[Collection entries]
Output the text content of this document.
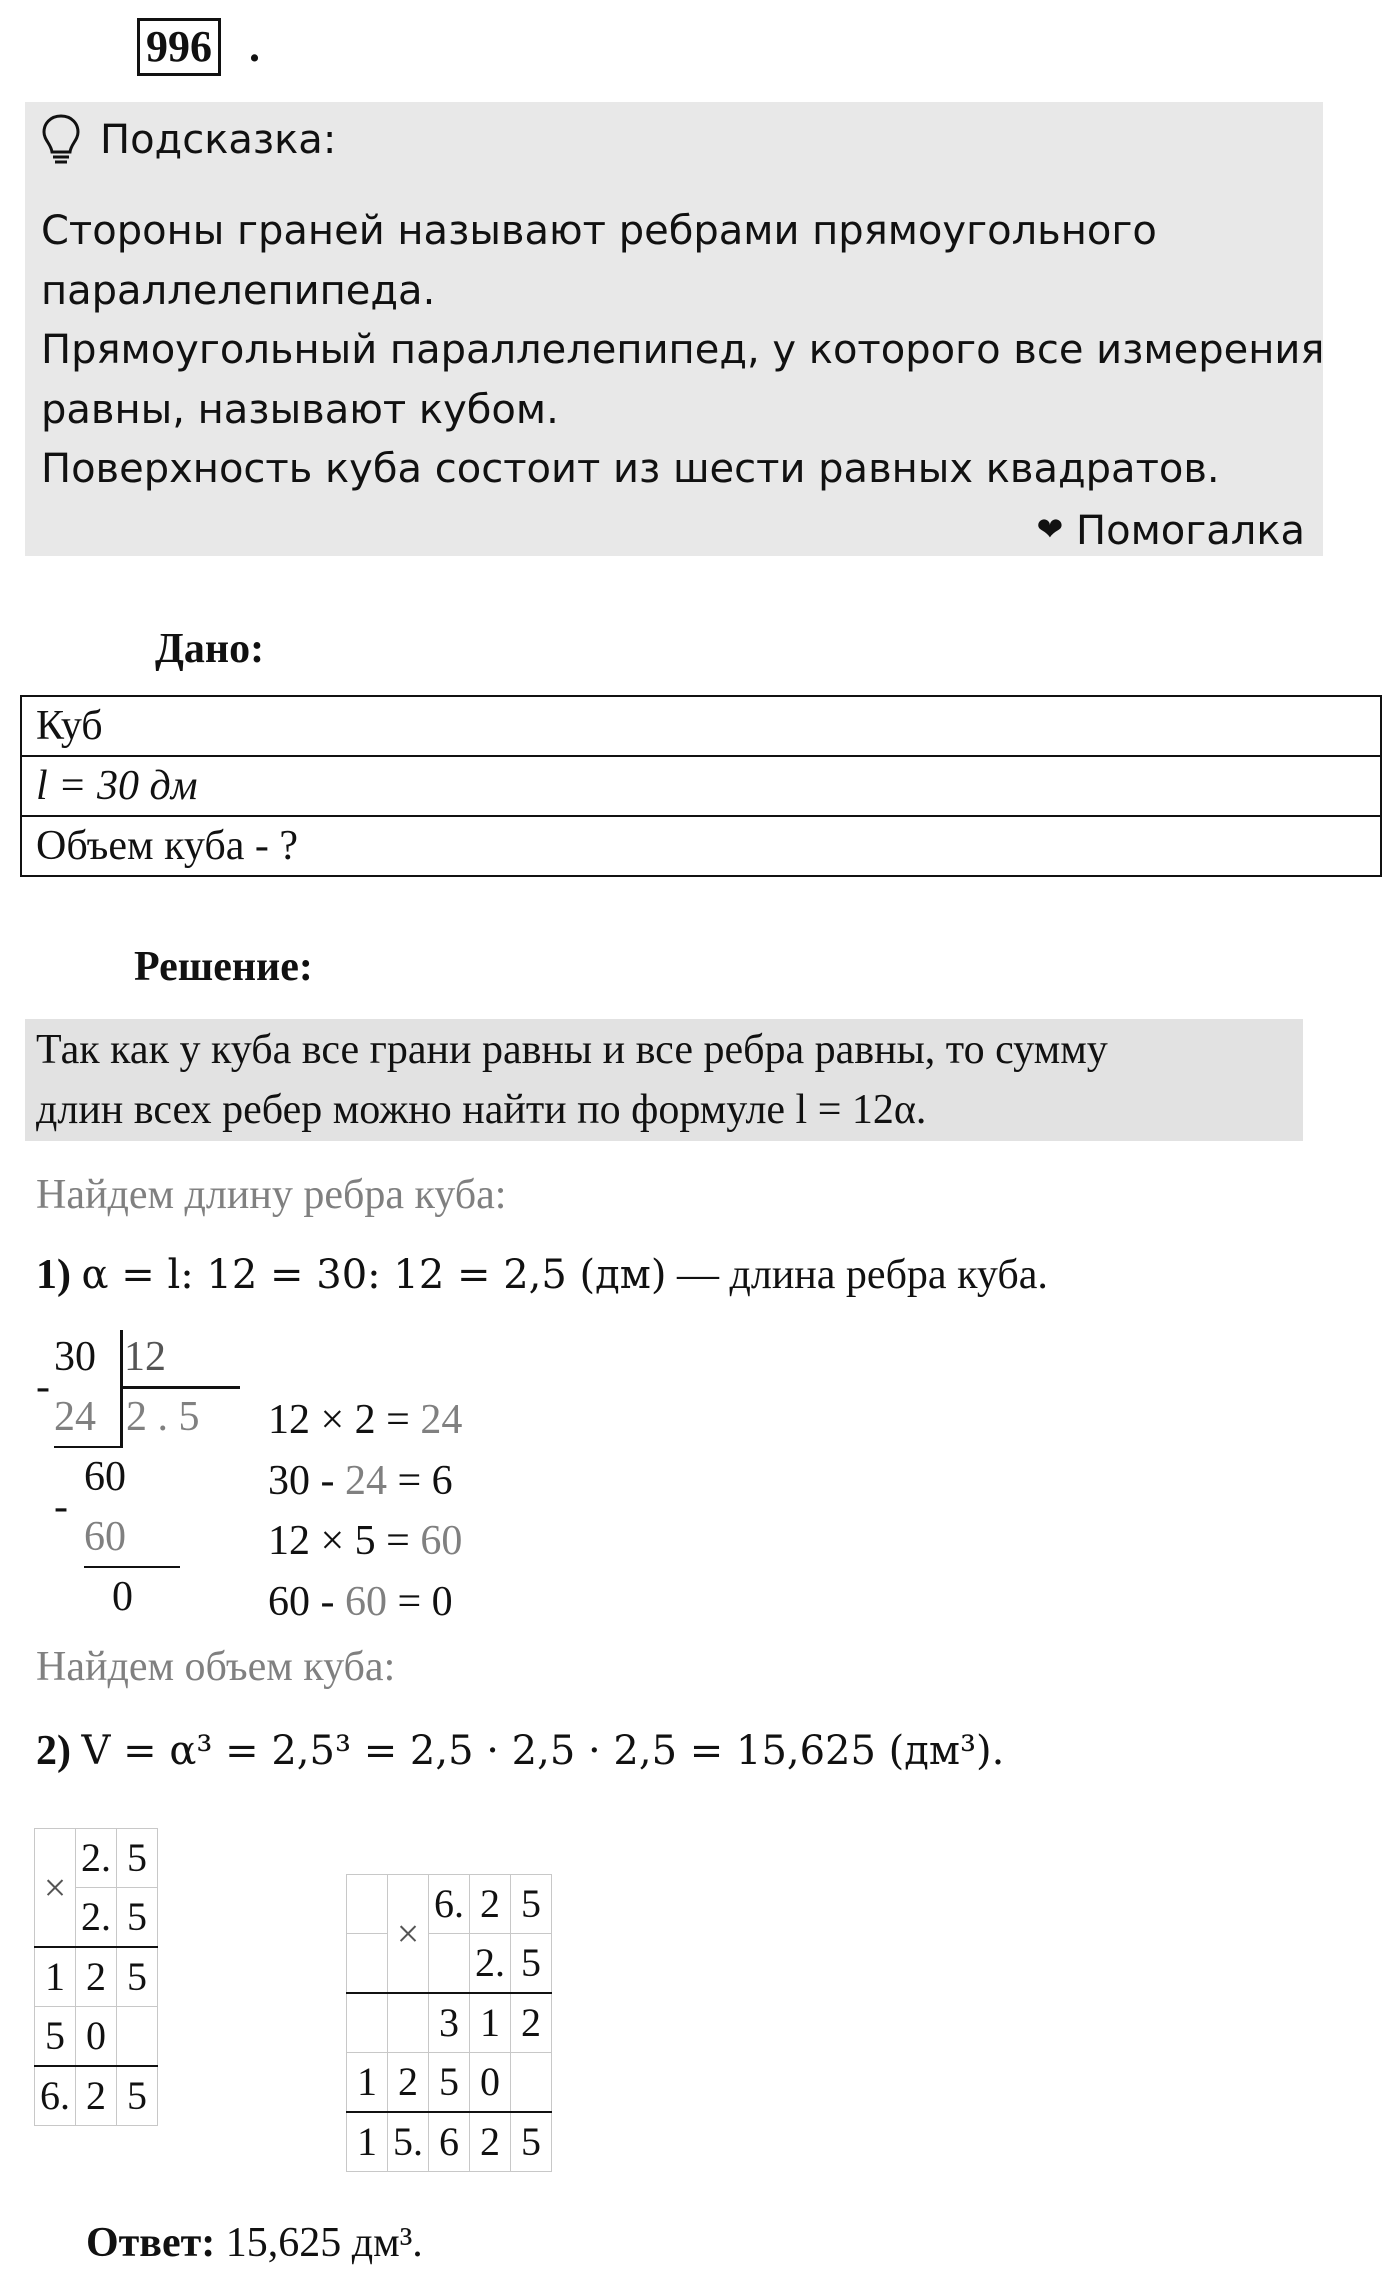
996 .
Подсказка:
Стороны граней называют ребрами прямоугольного
параллелепипеда.
Прямоугольный параллелепипед, у которого все измерения
равны, называют кубом.
Поверхность куба состоит из шести равных квадратов.
❤ Помогалка
Дано:
Куб
l = 30 дм
Объем куба - ?
Решение:
Так как у куба все грани равны и все ребра равны, то сумму
длин всех ребер можно найти по формуле l = 12α.
Найдем длину ребра куба:
1) α = l: 12 = 30: 12 = 2,5 (дм) — длина ребра куба.
30 12
-
24 2 . 5
60
-
60
0
12 × 2 = 24
30 - 24 = 6
12 × 5 = 60
60 - 60 = 0
Найдем объем куба:
2) V = α³ = 2,5³ = 2,5 · 2,5 · 2,5 = 15,625 (дм³).
×	2.	5
	2.	5
1	2	5
5	0	
6.	2	5
	×	6.	2	5
			2.	5
		3	1	2
1	2	5	0	
1	5.	6	2	5
Ответ: 15,625 дм³.
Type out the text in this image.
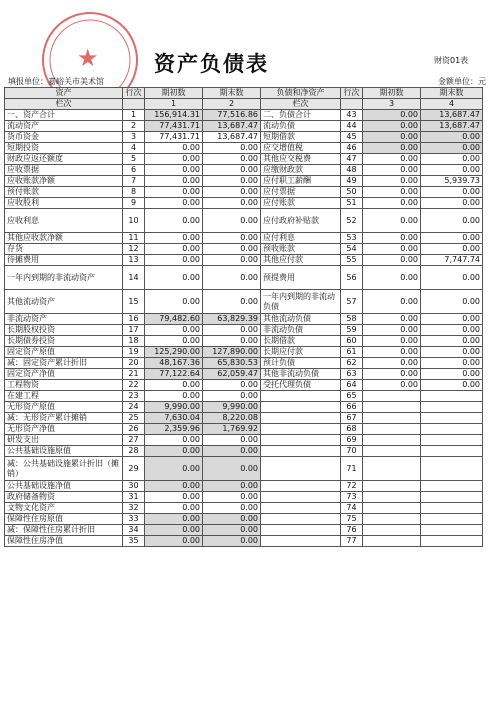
★	资产负债表	财资01表
填报单位：嘉峪关市美术馆	金额单位：元
资产	行次	期初数	期末数	负债和净资产	行次	期初数	期末数
栏次		1	2	栏次		3	4
一、资产合计	1	156,914.31	77,516.86	二、负债合计	43	0.00	13,687.47
流动资产	2	77,431.71	13,687.47	流动负债	44	0.00	13,687.47
货币资金	3	77,431.71	13,687.47	短期借款	45	0.00	0.00
短期投资	4	0.00	0.00	应交增值税	46	0.00	0.00
财政应返还额度	5	0.00	0.00	其他应交税费	47	0.00	0.00
应收票据	6	0.00	0.00	应缴财政款	48	0.00	0.00
应收账款净额	7	0.00	0.00	应付职工薪酬	49	0.00	5,939.73
预付账款	8	0.00	0.00	应付票据	50	0.00	0.00
应收股利	9	0.00	0.00	应付账款	51	0.00	0.00
应收利息	10	0.00	0.00	应付政府补贴款	52	0.00	0.00
其他应收款净额	11	0.00	0.00	应付利息	53	0.00	0.00
存货	12	0.00	0.00	预收账款	54	0.00	0.00
待摊费用	13	0.00	0.00	其他应付款	55	0.00	7,747.74
一年内到期的非流动资产	14	0.00	0.00	预提费用	56	0.00	0.00
其他流动资产	15	0.00	0.00	一年内到期的非流动负债	57	0.00	0.00
非流动资产	16	79,482.60	63,829.39	其他流动负债	58	0.00	0.00
长期股权投资	17	0.00	0.00	非流动负债	59	0.00	0.00
长期债券投资	18	0.00	0.00	长期借款	60	0.00	0.00
固定资产原值	19	125,290.00	127,890.00	长期应付款	61	0.00	0.00
减：固定资产累计折旧	20	48,167.36	65,830.53	预计负债	62	0.00	0.00
固定资产净值	21	77,122.64	62,059.47	其他非流动负债	63	0.00	0.00
工程物资	22	0.00	0.00	受托代理负债	64	0.00	0.00
在建工程	23	0.00	0.00		65		
无形资产原值	24	9,990.00	9,990.00		66		
减：无形资产累计摊销	25	7,630.04	8,220.08		67		
无形资产净值	26	2,359.96	1,769.92		68		
研发支出	27	0.00	0.00		69		
公共基础设施原值	28	0.00	0.00		70		
减：公共基础设施累计折旧（摊销）	29	0.00	0.00		71		
公共基础设施净值	30	0.00	0.00		72		
政府储备物资	31	0.00	0.00		73		
文物文化资产	32	0.00	0.00		74		
保障性住房原值	33	0.00	0.00		75		
减：保障性住房累计折旧	34	0.00	0.00		76		
保障性住房净值	35	0.00	0.00		77		
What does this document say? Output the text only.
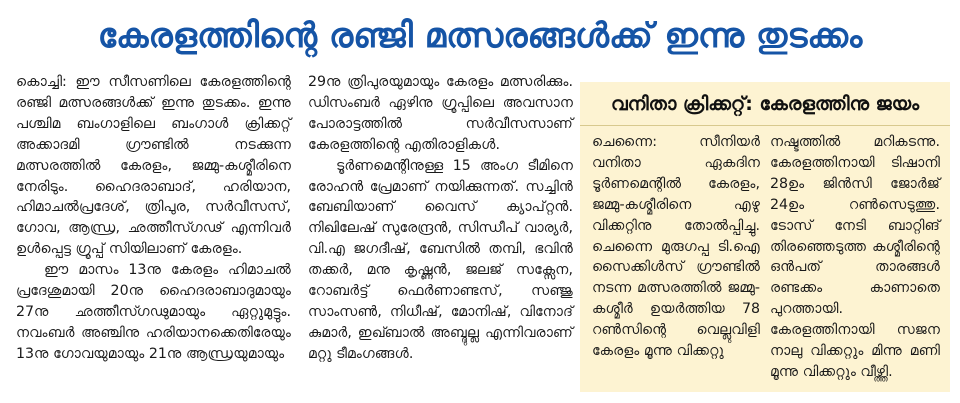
കേരളത്തിന്റെ രഞ്ജി മത്സരങ്ങൾക്ക് ഇന്നു തുടക്കം

കൊച്ചി: ഈ സീസണിലെ കേരളത്തിന്റെ രഞ്ജി മത്സരങ്ങൾക്ക് ഇന്നു തുടക്കം. ഇന്നു പശ്ചിമ ബംഗാളിലെ ബംഗാൾ ക്രിക്കറ്റ് അക്കാദമി ഗ്രൗണ്ടിൽ നടക്കുന്ന മത്സരത്തിൽ കേരളം, ജമ്മു-കശ്മീരിനെ നേരിടും. ഹൈദരാബാദ്, ഹരിയാന, ഹിമാചൽപ്രദേശ്, ത്രിപുര, സർവീസസ്, ഗോവ, ആന്ധ്ര, ഛത്തീസ്ഗഢ് എന്നിവർ ഉൾപ്പെട്ട ഗ്രൂപ്പ് സിയിലാണ് കേരളം.

ഈ മാസം 13നു കേരളം ഹിമാചൽ പ്രദേശുമായി 20നു ഹൈദരാബാദുമായും 27നു ഛത്തീസ്ഗഢുമായും ഏറ്റുമുട്ടും. നവംബർ അഞ്ചിനു ഹരിയാനക്കെതിരേയും 13നു ഗോവയുമായും 21നു ആന്ധ്രയുമായും

29നു ത്രിപുരയുമായും കേരളം മത്സരിക്കും. ഡിസംബർ ഏഴിനു ഗ്രൂപ്പിലെ അവസാന പോരാട്ടത്തിൽ സർവീസസാണ് കേരളത്തിന്റെ എതിരാളികൾ.

ടൂർണമെന്റിനുള്ള 15 അംഗ ടീമിനെ രോഹൻ പ്രേമാണ് നയിക്കുന്നത്. സച്ചിൻ ബേബിയാണ് വൈസ് ക്യാപ്റ്റൻ. നിഖിലേഷ് സുരേന്ദ്രൻ, സിന്ധീപ് വാര്യർ, വി.എ ജഗദീഷ്, ബേസിൽ തമ്പി, ഭവിൻ തക്കർ, മനു കൃഷ്ണൻ, ജലജ് സക്സേന, റോബർട്ട് ഫെർണാണ്ടസ്, സഞ്ജു സാംസൺ, നിധീഷ്, മോനിഷ്, വിനോദ് കുമാർ, ഇഖ്ബാൽ അബ്ദുല്ല എന്നിവരാണ് മറ്റു ടീമംഗങ്ങൾ.

വനിതാ ക്രിക്കറ്റ്: കേരളത്തിനു ജയം
ചെന്നൈ: സീനിയർ വനിതാ ഏകദിന ടൂർണമെന്റിൽ കേരളം, ജമ്മു-കശ്മീരിനെ എഴു വിക്കറ്റിനു തോൽപ്പിച്ചു. ചെന്നൈ മുരുഗപ്പ ടി.ഐ സൈക്കിൾസ് ഗ്രൗണ്ടിൽ നടന്ന മത്സരത്തിൽ ജമ്മു-കശ്മീർ ഉയർത്തിയ 78 റൺസിന്റെ വെല്ലുവിളി കേരളം മൂന്നു വിക്കറ്റു
നഷ്ടത്തിൽ മറികടന്നു. കേരളത്തിനായി ടിഷാനി 28ഉം ജിൻസി ജോർജ് 24ഉം റൺസെടുത്തു. ടോസ് നേടി ബാറ്റിങ് തിരഞ്ഞെടുത്ത കശ്മീരിന്റെ ഒൻപത് താരങ്ങൾ രണ്ടക്കം കാണാതെ പുറത്തായി. കേരളത്തിനായി സജന നാലു വിക്കറ്റും മിന്നു മണി മൂന്നു വിക്കറ്റും വീഴ്ത്തി.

**What is being asked:**
Identify lines with the string "text". Copy each one.

**Task output:**
Output the text content of this document.
Type out the text in this image.
What does this document say? Output the text only.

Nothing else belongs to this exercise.